*PROBLEM DETAILS*:
From the line that includes "Give me a plain-text" to the last line of the data, quote each line precisely; both boundary lines belong in the answer.

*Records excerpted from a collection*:
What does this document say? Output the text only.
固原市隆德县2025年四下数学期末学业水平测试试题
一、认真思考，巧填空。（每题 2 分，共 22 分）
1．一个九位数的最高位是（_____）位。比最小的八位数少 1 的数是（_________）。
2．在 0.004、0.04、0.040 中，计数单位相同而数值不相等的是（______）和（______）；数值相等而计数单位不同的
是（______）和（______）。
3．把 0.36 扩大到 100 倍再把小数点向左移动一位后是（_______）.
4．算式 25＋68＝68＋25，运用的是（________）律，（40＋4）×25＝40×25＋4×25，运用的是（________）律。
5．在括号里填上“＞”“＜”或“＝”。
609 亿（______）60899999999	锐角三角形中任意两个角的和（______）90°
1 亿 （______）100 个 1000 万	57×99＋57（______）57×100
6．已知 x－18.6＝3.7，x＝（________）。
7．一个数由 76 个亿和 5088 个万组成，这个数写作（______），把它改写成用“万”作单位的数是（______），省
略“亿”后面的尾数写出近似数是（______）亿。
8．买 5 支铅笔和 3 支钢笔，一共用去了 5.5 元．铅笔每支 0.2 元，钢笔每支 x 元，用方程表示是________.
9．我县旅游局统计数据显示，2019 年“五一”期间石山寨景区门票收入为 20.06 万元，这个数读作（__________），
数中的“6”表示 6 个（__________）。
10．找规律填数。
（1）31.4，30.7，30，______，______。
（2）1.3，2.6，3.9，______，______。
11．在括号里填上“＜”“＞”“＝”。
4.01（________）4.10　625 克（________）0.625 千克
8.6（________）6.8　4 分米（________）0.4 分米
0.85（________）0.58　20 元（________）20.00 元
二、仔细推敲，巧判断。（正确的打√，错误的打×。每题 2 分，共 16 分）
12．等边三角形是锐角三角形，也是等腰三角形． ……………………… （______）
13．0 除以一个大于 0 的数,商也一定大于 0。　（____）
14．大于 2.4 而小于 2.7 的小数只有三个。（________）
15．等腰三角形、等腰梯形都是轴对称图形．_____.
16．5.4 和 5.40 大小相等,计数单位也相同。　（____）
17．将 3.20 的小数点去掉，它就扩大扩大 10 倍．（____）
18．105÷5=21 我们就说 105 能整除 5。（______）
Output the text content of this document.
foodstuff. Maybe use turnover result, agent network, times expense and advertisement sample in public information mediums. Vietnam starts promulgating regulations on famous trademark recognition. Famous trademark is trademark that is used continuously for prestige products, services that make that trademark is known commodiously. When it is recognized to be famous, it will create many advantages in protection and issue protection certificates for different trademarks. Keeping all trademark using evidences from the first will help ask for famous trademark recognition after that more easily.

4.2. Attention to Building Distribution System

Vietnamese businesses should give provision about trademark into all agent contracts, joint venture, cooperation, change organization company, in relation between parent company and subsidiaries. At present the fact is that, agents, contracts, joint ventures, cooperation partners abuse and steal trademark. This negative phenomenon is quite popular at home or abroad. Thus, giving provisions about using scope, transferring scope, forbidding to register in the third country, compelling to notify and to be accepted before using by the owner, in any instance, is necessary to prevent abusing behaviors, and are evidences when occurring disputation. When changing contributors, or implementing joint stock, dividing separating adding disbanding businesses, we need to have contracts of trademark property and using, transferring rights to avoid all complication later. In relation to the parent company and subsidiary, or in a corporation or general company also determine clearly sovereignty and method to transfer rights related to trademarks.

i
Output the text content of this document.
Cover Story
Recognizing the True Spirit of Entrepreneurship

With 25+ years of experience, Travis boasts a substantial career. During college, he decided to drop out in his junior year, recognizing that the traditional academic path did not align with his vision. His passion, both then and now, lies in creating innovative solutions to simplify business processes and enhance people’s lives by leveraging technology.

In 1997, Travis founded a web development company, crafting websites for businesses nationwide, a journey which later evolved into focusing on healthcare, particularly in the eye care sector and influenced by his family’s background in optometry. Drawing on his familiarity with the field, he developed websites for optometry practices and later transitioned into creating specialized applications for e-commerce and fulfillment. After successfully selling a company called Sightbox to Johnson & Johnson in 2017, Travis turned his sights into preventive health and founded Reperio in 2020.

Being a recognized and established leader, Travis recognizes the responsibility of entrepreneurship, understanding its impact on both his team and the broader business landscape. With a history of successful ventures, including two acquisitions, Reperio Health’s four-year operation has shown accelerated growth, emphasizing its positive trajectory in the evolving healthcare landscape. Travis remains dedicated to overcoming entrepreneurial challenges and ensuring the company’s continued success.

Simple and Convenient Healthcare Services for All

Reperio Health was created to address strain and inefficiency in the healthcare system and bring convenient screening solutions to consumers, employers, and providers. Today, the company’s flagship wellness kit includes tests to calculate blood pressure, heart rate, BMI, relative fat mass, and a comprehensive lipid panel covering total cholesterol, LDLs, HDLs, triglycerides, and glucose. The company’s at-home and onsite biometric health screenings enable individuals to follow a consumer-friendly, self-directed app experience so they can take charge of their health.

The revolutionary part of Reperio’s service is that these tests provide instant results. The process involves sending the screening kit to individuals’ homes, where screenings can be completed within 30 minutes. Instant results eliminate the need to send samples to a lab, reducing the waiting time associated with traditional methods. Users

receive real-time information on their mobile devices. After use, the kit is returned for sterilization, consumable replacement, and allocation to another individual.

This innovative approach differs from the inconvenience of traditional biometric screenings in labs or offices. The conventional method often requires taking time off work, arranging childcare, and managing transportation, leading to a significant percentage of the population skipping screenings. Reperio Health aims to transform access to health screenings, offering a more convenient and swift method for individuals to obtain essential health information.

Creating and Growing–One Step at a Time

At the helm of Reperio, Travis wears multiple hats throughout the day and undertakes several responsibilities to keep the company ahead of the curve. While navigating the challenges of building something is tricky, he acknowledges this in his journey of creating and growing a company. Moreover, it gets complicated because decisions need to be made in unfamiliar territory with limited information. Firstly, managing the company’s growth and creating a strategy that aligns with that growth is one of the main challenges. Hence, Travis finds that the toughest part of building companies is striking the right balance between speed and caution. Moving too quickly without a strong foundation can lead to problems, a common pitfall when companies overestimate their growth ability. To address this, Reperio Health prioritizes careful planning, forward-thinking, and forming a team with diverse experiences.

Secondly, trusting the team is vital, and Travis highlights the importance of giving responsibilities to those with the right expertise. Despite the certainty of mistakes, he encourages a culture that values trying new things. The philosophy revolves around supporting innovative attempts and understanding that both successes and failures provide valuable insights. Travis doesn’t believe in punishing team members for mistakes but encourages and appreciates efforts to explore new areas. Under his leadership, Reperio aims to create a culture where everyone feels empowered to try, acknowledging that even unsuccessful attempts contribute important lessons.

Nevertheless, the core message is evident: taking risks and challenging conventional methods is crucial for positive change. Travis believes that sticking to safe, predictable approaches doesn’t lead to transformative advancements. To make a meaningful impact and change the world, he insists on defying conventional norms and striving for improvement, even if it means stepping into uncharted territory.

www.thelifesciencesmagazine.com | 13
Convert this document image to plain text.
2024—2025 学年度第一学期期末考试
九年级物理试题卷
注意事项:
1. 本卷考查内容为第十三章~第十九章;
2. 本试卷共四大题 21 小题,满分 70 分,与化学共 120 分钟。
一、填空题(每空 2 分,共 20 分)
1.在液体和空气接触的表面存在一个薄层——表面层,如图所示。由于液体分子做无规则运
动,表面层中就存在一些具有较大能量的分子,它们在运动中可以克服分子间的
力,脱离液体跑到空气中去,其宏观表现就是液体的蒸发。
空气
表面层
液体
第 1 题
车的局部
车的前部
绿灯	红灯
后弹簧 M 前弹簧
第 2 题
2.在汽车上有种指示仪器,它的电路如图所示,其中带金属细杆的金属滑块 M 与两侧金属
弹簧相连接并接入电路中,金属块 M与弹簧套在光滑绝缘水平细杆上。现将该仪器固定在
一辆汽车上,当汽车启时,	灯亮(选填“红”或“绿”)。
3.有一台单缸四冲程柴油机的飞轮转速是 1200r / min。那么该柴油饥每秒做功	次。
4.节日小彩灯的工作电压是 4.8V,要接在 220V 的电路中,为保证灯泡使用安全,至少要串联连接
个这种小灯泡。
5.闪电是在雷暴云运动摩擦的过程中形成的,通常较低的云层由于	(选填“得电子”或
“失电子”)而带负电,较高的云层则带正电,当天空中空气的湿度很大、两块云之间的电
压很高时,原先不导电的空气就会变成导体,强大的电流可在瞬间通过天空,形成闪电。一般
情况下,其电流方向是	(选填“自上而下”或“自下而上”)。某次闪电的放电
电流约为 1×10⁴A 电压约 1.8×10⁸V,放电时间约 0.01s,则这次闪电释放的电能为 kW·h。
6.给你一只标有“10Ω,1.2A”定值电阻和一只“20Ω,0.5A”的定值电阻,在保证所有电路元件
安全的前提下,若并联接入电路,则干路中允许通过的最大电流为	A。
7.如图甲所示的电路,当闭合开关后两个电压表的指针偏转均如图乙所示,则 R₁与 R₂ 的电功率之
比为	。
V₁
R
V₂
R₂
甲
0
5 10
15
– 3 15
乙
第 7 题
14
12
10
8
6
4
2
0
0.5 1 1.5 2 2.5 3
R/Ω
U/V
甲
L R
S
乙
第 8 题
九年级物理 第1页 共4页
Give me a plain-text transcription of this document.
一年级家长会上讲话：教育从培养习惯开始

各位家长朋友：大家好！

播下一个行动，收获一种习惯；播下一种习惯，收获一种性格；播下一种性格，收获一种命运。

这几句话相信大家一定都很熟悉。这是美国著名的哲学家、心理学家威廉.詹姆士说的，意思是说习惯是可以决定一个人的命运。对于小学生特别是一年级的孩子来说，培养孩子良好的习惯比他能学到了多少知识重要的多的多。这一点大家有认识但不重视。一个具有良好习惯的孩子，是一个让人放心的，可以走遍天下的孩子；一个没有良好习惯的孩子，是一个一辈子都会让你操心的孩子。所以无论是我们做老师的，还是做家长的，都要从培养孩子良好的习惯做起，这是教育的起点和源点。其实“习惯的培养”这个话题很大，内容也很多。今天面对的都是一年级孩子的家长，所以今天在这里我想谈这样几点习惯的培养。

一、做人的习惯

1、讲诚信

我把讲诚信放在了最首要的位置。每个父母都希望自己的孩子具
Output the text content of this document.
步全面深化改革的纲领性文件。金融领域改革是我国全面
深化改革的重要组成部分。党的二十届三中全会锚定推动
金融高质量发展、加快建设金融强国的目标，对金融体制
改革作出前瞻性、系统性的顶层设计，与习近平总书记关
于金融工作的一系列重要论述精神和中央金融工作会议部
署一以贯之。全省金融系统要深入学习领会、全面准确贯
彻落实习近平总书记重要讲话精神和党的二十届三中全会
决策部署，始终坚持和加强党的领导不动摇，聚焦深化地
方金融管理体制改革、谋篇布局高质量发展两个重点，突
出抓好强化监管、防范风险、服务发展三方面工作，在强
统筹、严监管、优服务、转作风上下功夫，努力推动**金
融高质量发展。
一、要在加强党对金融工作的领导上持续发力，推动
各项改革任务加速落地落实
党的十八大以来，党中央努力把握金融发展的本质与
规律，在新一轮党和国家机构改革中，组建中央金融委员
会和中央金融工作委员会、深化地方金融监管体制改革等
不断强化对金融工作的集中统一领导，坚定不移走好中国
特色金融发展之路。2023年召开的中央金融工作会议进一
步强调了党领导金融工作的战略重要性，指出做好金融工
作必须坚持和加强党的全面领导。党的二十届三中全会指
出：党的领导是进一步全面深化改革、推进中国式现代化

*TASK ANSWER*:
Give me a plain-text transcription of this document.
一年级家长会上讲话：教育从培养习惯开始

各位家长朋友：大家好！

播下一个行动，收获一种习惯；播下一种习惯，收获一种性格；播下一种性格，收获一种命运。

这几句话相信大家一定都很熟悉。这是美国著名的哲学家、心理学家威廉.詹姆士说的，意思是说习惯是可以决定一个人的命运。对于小学生特别是一年级的孩子来说，培养孩子良好的习惯比他能学到了多少知识重要的多的多。这一点大家有认识但不重视。一个具有良好习惯的孩子，是一个让人放心的，可以走遍天下的孩子；一个没有良好习惯的孩子，是一个一辈子都会让你操心的孩子。所以无论是我们做老师的，还是做家长的，都要从培养孩子良好的习惯做起，这是教育的起点和源点。其实“习惯的培养”这个话题很大，内容也很多。今天面对的都是一年级孩子的家长，所以今天在这里我想谈这样几点习惯的培养。

一、做人的习惯

1、讲诚信

我把讲诚信放在了最首要的位置。每个父母都希望自己的孩子具
Output the text content of this document.
步全面深化改革的纲领性文件。金融领域改革是我国全面
深化改革的重要组成部分。党的二十届三中全会锚定推动
金融高质量发展、加快建设金融强国的目标，对金融体制
改革作出前瞻性、系统性的顶层设计，与习近平总书记关
于金融工作的一系列重要论述精神和中央金融工作会议部
署一以贯之。全省金融系统要深入学习领会、全面准确贯
彻落实习近平总书记重要讲话精神和党的二十届三中全会
决策部署，始终坚持和加强党的领导不动摇，聚焦深化地
方金融管理体制改革、谋篇布局高质量发展两个重点，突
出抓好强化监管、防范风险、服务发展三方面工作，在强
统筹、严监管、优服务、转作风上下功夫，努力推动**金
融高质量发展。
一、要在加强党对金融工作的领导上持续发力，推动
各项改革任务加速落地落实
党的十八大以来，党中央努力把握金融发展的本质与
规律，在新一轮党和国家机构改革中，组建中央金融委员
会和中央金融工作委员会、深化地方金融监管体制改革等
不断强化对金融工作的集中统一领导，坚定不移走好中国
特色金融发展之路。2023年召开的中央金融工作会议进一
步强调了党领导金融工作的战略重要性，指出做好金融工
作必须坚持和加强党的全面领导。党的二十届三中全会指
出：党的领导是进一步全面深化改革、推进中国式现代化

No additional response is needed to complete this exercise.